• _What is being asked_: Without skipping anything, write out each record below exactly.

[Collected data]

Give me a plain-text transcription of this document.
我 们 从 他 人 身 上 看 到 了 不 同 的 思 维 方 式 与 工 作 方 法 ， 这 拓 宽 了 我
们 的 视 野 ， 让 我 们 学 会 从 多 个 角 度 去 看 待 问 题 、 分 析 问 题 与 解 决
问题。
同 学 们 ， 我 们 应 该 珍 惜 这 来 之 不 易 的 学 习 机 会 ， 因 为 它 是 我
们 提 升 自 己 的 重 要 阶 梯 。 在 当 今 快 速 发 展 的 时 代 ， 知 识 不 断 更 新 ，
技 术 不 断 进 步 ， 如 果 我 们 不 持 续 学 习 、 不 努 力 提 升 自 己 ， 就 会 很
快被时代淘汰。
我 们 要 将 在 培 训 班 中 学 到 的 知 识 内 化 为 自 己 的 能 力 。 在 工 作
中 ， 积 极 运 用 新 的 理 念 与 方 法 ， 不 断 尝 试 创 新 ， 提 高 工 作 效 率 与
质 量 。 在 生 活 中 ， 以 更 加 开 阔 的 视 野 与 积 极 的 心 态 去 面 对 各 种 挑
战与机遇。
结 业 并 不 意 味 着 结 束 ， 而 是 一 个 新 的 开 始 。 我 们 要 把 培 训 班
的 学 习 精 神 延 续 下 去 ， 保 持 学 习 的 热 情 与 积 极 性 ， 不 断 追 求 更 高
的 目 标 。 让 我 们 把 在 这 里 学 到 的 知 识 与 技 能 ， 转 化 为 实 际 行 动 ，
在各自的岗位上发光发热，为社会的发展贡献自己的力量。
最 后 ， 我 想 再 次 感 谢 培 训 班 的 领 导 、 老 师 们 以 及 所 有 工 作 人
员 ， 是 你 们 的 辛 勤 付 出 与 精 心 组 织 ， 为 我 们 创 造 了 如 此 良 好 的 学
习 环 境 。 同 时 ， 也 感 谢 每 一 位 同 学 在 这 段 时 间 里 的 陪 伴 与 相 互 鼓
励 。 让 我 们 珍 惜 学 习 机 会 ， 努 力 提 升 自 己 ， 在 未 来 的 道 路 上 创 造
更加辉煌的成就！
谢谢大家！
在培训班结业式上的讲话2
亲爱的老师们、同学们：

• _Worked answer_:
Give me a plain-text transcription of this document.
我 们 从 他 人 身 上 看 到 了 不 同 的 思 维 方 式 与 工 作 方 法 ， 这 拓 宽 了 我
们 的 视 野 ， 让 我 们 学 会 从 多 个 角 度 去 看 待 问 题 、 分 析 问 题 与 解 决
问题。
同 学 们 ， 我 们 应 该 珍 惜 这 来 之 不 易 的 学 习 机 会 ， 因 为 它 是 我
们 提 升 自 己 的 重 要 阶 梯 。 在 当 今 快 速 发 展 的 时 代 ， 知 识 不 断 更 新 ，
技 术 不 断 进 步 ， 如 果 我 们 不 持 续 学 习 、 不 努 力 提 升 自 己 ， 就 会 很
快被时代淘汰。
我 们 要 将 在 培 训 班 中 学 到 的 知 识 内 化 为 自 己 的 能 力 。 在 工 作
中 ， 积 极 运 用 新 的 理 念 与 方 法 ， 不 断 尝 试 创 新 ， 提 高 工 作 效 率 与
质 量 。 在 生 活 中 ， 以 更 加 开 阔 的 视 野 与 积 极 的 心 态 去 面 对 各 种 挑
战与机遇。
结 业 并 不 意 味 着 结 束 ， 而 是 一 个 新 的 开 始 。 我 们 要 把 培 训 班
的 学 习 精 神 延 续 下 去 ， 保 持 学 习 的 热 情 与 积 极 性 ， 不 断 追 求 更 高
的 目 标 。 让 我 们 把 在 这 里 学 到 的 知 识 与 技 能 ， 转 化 为 实 际 行 动 ，
在各自的岗位上发光发热，为社会的发展贡献自己的力量。
最 后 ， 我 想 再 次 感 谢 培 训 班 的 领 导 、 老 师 们 以 及 所 有 工 作 人
员 ， 是 你 们 的 辛 勤 付 出 与 精 心 组 织 ， 为 我 们 创 造 了 如 此 良 好 的 学
习 环 境 。 同 时 ， 也 感 谢 每 一 位 同 学 在 这 段 时 间 里 的 陪 伴 与 相 互 鼓
励 。 让 我 们 珍 惜 学 习 机 会 ， 努 力 提 升 自 己 ， 在 未 来 的 道 路 上 创 造
更加辉煌的成就！
谢谢大家！
在培训班结业式上的讲话2
亲爱的老师们、同学们：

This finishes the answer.